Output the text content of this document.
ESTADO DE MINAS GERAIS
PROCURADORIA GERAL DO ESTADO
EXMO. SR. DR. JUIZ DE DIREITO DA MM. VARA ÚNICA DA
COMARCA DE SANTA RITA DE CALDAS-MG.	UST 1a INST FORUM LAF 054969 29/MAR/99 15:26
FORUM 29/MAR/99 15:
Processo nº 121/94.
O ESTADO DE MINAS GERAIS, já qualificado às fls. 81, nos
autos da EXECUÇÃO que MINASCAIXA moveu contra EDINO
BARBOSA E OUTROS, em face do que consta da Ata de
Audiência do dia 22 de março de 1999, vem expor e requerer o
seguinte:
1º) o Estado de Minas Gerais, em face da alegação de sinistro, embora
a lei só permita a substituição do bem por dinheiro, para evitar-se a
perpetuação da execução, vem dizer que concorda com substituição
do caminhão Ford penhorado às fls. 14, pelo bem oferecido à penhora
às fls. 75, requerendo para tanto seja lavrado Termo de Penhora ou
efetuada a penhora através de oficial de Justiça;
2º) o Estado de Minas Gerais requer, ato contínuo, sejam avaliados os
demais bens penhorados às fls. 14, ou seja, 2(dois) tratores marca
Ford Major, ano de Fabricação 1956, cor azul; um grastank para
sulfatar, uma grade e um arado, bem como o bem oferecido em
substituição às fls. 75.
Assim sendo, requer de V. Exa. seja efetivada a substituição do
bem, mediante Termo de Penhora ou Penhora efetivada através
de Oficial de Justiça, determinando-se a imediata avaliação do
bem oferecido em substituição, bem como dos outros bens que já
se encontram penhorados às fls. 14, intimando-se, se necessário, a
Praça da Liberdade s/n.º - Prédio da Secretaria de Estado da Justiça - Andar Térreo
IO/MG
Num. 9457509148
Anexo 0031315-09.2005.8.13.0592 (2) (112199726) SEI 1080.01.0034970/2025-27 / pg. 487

▸ **PROBLEM TO WORK ON**
Write each line above out exactly.

▸ **PROBLEM SOLUTION**
Output the text content of this document.
ESTADO DE MINAS GERAIS
PROCURADORIA GERAL DO ESTADO
EXMO. SR. DR. JUIZ DE DIREITO DA MM. VARA ÚNICA DA
COMARCA DE SANTA RITA DE CALDAS-MG.	UST 1a INST FORUM LAF 054969 29/MAR/99 15:26
FORUM 29/MAR/99 15:
Processo nº 121/94.
O ESTADO DE MINAS GERAIS, já qualificado às fls. 81, nos
autos da EXECUÇÃO que MINASCAIXA moveu contra EDINO
BARBOSA E OUTROS, em face do que consta da Ata de
Audiência do dia 22 de março de 1999, vem expor e requerer o
seguinte:
1º) o Estado de Minas Gerais, em face da alegação de sinistro, embora
a lei só permita a substituição do bem por dinheiro, para evitar-se a
perpetuação da execução, vem dizer que concorda com substituição
do caminhão Ford penhorado às fls. 14, pelo bem oferecido à penhora
às fls. 75, requerendo para tanto seja lavrado Termo de Penhora ou
efetuada a penhora através de oficial de Justiça;
2º) o Estado de Minas Gerais requer, ato contínuo, sejam avaliados os
demais bens penhorados às fls. 14, ou seja, 2(dois) tratores marca
Ford Major, ano de Fabricação 1956, cor azul; um grastank para
sulfatar, uma grade e um arado, bem como o bem oferecido em
substituição às fls. 75.
Assim sendo, requer de V. Exa. seja efetivada a substituição do
bem, mediante Termo de Penhora ou Penhora efetivada através
de Oficial de Justiça, determinando-se a imediata avaliação do
bem oferecido em substituição, bem como dos outros bens que já
se encontram penhorados às fls. 14, intimando-se, se necessário, a
Praça da Liberdade s/n.º - Prédio da Secretaria de Estado da Justiça - Andar Térreo
IO/MG
Num. 9457509148
Anexo 0031315-09.2005.8.13.0592 (2) (112199726) SEI 1080.01.0034970/2025-27 / pg. 487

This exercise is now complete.